Exercise data:
************

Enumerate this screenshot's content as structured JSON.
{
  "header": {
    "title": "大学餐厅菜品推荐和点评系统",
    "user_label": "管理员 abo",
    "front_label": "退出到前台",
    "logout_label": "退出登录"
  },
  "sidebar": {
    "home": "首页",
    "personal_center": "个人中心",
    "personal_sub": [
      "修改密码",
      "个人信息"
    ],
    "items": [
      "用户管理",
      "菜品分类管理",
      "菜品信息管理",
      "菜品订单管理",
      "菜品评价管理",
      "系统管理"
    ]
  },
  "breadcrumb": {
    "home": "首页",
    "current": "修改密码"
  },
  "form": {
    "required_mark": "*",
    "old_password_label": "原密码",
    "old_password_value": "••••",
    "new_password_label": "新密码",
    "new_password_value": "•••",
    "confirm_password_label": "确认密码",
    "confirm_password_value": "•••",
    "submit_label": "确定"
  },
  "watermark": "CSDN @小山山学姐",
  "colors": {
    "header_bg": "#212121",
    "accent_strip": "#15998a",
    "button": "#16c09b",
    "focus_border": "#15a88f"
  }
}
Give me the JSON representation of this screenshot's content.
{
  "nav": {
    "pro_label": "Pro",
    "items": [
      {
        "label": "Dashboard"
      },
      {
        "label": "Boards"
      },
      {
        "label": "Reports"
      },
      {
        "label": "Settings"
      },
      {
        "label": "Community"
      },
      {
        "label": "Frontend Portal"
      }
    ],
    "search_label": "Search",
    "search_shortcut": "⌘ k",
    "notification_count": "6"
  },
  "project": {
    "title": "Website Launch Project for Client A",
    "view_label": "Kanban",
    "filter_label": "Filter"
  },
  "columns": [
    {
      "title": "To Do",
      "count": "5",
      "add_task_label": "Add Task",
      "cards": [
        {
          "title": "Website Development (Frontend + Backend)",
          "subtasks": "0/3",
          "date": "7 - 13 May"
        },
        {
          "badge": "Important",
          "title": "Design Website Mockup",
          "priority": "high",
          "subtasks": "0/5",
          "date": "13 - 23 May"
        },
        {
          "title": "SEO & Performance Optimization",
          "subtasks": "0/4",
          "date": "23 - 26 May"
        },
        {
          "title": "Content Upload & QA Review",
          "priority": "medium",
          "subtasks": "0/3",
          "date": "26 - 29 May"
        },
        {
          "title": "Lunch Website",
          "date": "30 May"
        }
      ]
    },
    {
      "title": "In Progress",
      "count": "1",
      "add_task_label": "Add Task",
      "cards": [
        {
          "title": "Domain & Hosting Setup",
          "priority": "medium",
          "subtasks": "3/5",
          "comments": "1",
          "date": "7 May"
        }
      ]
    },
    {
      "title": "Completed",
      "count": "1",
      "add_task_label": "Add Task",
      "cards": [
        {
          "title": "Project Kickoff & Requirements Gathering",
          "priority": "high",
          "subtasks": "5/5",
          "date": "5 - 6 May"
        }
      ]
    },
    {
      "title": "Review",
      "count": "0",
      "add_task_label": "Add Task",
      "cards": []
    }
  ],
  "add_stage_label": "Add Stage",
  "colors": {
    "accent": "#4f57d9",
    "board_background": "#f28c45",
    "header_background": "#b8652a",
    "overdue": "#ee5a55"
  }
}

************

Given request: Return every line of the material exactly.

Completed task:
Enumerate this screenshot's content as structured JSON.
{
  "header": {
    "title": "大学餐厅菜品推荐和点评系统",
    "user_label": "管理员 abo",
    "front_label": "退出到前台",
    "logout_label": "退出登录"
  },
  "sidebar": {
    "home": "首页",
    "personal_center": "个人中心",
    "personal_sub": [
      "修改密码",
      "个人信息"
    ],
    "items": [
      "用户管理",
      "菜品分类管理",
      "菜品信息管理",
      "菜品订单管理",
      "菜品评价管理",
      "系统管理"
    ]
  },
  "breadcrumb": {
    "home": "首页",
    "current": "修改密码"
  },
  "form": {
    "required_mark": "*",
    "old_password_label": "原密码",
    "old_password_value": "••••",
    "new_password_label": "新密码",
    "new_password_value": "•••",
    "confirm_password_label": "确认密码",
    "confirm_password_value": "•••",
    "submit_label": "确定"
  },
  "watermark": "CSDN @小山山学姐",
  "colors": {
    "header_bg": "#212121",
    "accent_strip": "#15998a",
    "button": "#16c09b",
    "focus_border": "#15a88f"
  }
}
Give me the JSON representation of this screenshot's content.
{
  "nav": {
    "pro_label": "Pro",
    "items": [
      {
        "label": "Dashboard"
      },
      {
        "label": "Boards"
      },
      {
        "label": "Reports"
      },
      {
        "label": "Settings"
      },
      {
        "label": "Community"
      },
      {
        "label": "Frontend Portal"
      }
    ],
    "search_label": "Search",
    "search_shortcut": "⌘ k",
    "notification_count": "6"
  },
  "project": {
    "title": "Website Launch Project for Client A",
    "view_label": "Kanban",
    "filter_label": "Filter"
  },
  "columns": [
    {
      "title": "To Do",
      "count": "5",
      "add_task_label": "Add Task",
      "cards": [
        {
          "title": "Website Development (Frontend + Backend)",
          "subtasks": "0/3",
          "date": "7 - 13 May"
        },
        {
          "badge": "Important",
          "title": "Design Website Mockup",
          "priority": "high",
          "subtasks": "0/5",
          "date": "13 - 23 May"
        },
        {
          "title": "SEO & Performance Optimization",
          "subtasks": "0/4",
          "date": "23 - 26 May"
        },
        {
          "title": "Content Upload & QA Review",
          "priority": "medium",
          "subtasks": "0/3",
          "date": "26 - 29 May"
        },
        {
          "title": "Lunch Website",
          "date": "30 May"
        }
      ]
    },
    {
      "title": "In Progress",
      "count": "1",
      "add_task_label": "Add Task",
      "cards": [
        {
          "title": "Domain & Hosting Setup",
          "priority": "medium",
          "subtasks": "3/5",
          "comments": "1",
          "date": "7 May"
        }
      ]
    },
    {
      "title": "Completed",
      "count": "1",
      "add_task_label": "Add Task",
      "cards": [
        {
          "title": "Project Kickoff & Requirements Gathering",
          "priority": "high",
          "subtasks": "5/5",
          "date": "5 - 6 May"
        }
      ]
    },
    {
      "title": "Review",
      "count": "0",
      "add_task_label": "Add Task",
      "cards": []
    }
  ],
  "add_stage_label": "Add Stage",
  "colors": {
    "accent": "#4f57d9",
    "board_background": "#f28c45",
    "header_background": "#b8652a",
    "overdue": "#ee5a55"
  }
}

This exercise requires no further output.